__GIVEN EXERCISE__. Which lines in the material below contain the word "细胞生物学"? Copy each of them.

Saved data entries
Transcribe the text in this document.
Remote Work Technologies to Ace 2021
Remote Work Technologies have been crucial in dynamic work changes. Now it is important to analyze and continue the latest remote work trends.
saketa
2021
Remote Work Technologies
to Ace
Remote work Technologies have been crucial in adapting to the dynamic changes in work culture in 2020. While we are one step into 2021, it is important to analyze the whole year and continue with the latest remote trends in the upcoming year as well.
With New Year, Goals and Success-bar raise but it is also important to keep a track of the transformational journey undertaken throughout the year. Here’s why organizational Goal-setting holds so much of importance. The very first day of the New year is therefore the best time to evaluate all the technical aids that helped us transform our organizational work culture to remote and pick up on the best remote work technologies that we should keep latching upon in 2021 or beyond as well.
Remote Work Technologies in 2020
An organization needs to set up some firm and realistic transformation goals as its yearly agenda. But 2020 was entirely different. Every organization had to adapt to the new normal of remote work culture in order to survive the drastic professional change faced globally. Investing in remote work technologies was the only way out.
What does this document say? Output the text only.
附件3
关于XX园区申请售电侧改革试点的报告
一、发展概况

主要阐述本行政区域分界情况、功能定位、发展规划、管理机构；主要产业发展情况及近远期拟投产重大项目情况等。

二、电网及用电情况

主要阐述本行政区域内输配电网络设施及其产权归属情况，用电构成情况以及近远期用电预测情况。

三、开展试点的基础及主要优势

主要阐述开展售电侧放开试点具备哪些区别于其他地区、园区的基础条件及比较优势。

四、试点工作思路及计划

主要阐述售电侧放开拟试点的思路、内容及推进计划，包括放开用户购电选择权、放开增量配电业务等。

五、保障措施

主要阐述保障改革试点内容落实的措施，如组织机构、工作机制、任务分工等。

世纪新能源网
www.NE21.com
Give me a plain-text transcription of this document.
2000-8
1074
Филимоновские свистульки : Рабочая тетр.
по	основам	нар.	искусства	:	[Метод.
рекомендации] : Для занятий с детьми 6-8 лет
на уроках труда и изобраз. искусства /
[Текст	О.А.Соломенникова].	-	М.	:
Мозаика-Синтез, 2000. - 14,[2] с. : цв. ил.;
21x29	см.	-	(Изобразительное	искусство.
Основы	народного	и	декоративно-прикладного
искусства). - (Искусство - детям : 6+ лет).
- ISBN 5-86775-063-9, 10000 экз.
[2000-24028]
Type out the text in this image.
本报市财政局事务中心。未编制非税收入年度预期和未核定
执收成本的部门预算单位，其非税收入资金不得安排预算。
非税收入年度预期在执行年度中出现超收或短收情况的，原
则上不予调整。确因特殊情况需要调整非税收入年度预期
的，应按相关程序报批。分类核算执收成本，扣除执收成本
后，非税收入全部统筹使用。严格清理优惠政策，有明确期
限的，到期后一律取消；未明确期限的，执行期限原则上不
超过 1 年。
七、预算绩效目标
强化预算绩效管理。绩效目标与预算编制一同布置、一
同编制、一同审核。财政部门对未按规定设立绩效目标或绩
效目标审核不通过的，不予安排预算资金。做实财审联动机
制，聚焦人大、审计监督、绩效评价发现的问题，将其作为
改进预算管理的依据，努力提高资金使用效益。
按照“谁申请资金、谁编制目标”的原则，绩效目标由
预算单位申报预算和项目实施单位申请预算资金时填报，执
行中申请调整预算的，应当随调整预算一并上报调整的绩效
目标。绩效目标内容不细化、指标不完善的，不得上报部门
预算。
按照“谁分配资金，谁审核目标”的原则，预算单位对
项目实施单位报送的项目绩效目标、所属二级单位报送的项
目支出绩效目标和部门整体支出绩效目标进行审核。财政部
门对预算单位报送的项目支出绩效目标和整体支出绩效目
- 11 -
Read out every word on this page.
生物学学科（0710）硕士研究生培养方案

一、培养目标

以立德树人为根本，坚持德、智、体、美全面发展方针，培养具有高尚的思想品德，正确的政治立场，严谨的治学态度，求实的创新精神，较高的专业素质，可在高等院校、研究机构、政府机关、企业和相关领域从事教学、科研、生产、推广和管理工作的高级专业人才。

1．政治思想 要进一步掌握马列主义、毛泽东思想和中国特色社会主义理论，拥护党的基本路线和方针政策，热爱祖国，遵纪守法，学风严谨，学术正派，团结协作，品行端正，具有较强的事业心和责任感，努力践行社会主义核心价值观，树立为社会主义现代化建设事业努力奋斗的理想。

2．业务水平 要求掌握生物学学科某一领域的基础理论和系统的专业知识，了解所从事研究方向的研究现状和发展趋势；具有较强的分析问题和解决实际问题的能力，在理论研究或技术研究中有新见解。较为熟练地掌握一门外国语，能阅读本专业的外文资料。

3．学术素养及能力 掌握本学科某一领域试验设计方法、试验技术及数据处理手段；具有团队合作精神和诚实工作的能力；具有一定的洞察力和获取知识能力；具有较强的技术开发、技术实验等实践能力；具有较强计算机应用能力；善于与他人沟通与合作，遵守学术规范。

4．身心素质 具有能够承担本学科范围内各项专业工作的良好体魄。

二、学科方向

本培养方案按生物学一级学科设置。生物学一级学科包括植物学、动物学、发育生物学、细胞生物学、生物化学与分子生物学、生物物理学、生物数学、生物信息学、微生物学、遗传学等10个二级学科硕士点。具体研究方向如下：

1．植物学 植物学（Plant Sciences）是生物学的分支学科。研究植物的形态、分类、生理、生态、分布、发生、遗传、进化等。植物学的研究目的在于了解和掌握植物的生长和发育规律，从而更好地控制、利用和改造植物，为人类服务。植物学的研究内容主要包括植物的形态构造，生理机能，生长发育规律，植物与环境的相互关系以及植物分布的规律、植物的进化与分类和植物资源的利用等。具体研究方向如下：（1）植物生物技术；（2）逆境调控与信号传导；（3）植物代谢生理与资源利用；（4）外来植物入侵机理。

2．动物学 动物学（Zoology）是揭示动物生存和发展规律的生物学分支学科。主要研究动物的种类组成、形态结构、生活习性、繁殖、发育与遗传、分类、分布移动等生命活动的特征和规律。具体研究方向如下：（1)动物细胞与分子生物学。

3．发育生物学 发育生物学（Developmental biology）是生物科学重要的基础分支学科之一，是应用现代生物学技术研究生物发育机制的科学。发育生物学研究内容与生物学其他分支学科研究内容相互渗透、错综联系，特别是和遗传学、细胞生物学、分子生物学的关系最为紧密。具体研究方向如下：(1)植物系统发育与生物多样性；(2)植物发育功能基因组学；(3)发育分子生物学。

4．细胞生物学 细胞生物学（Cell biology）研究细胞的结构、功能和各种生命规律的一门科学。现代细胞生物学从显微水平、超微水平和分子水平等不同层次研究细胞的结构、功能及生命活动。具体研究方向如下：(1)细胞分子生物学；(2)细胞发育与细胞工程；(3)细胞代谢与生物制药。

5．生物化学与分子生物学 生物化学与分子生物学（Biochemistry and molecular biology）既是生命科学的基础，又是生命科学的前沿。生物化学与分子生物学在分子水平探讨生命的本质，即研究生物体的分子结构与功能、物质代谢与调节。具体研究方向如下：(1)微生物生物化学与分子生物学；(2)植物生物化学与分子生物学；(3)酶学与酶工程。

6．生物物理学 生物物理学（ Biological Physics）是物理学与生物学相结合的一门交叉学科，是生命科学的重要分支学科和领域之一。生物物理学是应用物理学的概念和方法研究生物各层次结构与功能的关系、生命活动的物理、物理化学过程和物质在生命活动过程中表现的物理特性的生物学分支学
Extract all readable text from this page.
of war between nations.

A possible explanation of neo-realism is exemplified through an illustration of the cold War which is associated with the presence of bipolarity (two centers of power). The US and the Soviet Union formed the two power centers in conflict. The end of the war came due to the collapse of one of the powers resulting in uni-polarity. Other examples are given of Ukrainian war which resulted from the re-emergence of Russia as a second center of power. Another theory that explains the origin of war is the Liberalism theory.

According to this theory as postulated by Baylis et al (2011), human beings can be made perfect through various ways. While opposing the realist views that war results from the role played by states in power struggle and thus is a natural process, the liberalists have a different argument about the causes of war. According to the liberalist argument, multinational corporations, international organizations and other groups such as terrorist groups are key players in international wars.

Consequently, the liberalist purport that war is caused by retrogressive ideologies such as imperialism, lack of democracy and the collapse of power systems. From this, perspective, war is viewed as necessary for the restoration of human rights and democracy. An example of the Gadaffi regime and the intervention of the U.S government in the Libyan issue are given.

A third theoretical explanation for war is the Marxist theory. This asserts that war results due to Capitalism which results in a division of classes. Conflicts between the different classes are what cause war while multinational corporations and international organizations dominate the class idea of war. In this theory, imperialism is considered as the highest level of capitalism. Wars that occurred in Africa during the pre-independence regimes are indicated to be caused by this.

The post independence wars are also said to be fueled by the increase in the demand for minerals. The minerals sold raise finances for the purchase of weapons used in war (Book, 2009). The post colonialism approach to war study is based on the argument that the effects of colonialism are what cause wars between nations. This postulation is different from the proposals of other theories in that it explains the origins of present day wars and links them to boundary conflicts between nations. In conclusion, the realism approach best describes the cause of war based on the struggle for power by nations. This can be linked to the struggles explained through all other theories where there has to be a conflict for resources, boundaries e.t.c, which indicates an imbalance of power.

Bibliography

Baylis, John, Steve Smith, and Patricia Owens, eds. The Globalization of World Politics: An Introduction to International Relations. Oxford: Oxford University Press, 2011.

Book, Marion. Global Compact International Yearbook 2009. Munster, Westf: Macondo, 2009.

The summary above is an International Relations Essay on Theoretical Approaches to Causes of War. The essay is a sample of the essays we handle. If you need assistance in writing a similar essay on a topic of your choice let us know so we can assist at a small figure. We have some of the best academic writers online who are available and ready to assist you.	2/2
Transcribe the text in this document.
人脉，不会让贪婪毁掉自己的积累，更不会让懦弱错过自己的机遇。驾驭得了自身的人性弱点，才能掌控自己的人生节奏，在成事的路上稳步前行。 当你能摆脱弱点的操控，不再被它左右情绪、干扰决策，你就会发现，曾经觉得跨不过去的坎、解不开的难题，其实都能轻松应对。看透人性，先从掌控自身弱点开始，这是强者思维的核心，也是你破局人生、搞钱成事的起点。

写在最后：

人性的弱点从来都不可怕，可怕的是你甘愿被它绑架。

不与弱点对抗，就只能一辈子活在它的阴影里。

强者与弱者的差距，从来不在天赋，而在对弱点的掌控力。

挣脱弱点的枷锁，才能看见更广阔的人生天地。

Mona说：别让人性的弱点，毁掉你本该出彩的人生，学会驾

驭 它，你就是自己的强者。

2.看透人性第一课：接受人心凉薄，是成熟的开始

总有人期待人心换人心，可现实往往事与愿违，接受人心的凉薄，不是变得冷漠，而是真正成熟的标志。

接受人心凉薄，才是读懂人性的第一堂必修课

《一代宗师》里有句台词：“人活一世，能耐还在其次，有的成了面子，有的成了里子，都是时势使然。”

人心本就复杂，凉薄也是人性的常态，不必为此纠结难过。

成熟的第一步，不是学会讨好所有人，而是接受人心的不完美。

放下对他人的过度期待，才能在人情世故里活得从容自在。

__FULL OUTPUT__.
本培养方案按生物学一级学科设置。生物学一级学科包括植物学、动物学、发育生物学、细胞生物学、生物化学与分子生物学、生物物理学、生物数学、生物信息学、微生物学、遗传学等10个二级学科硕士点。具体研究方向如下：
3．发育生物学 发育生物学（Developmental biology）是生物科学重要的基础分支学科之一，是应用现代生物学技术研究生物发育机制的科学。发育生物学研究内容与生物学其他分支学科研究内容相互渗透、错综联系，特别是和遗传学、细胞生物学、分子生物学的关系最为紧密。具体研究方向如下：(1)植物系统发育与生物多样性；(2)植物发育功能基因组学；(3)发育分子生物学。
4．细胞生物学 细胞生物学（Cell biology）研究细胞的结构、功能和各种生命规律的一门科学。现代细胞生物学从显微水平、超微水平和分子水平等不同层次研究细胞的结构、功能及生命活动。具体研究方向如下：(1)细胞分子生物学；(2)细胞发育与细胞工程；(3)细胞代谢与生物制药。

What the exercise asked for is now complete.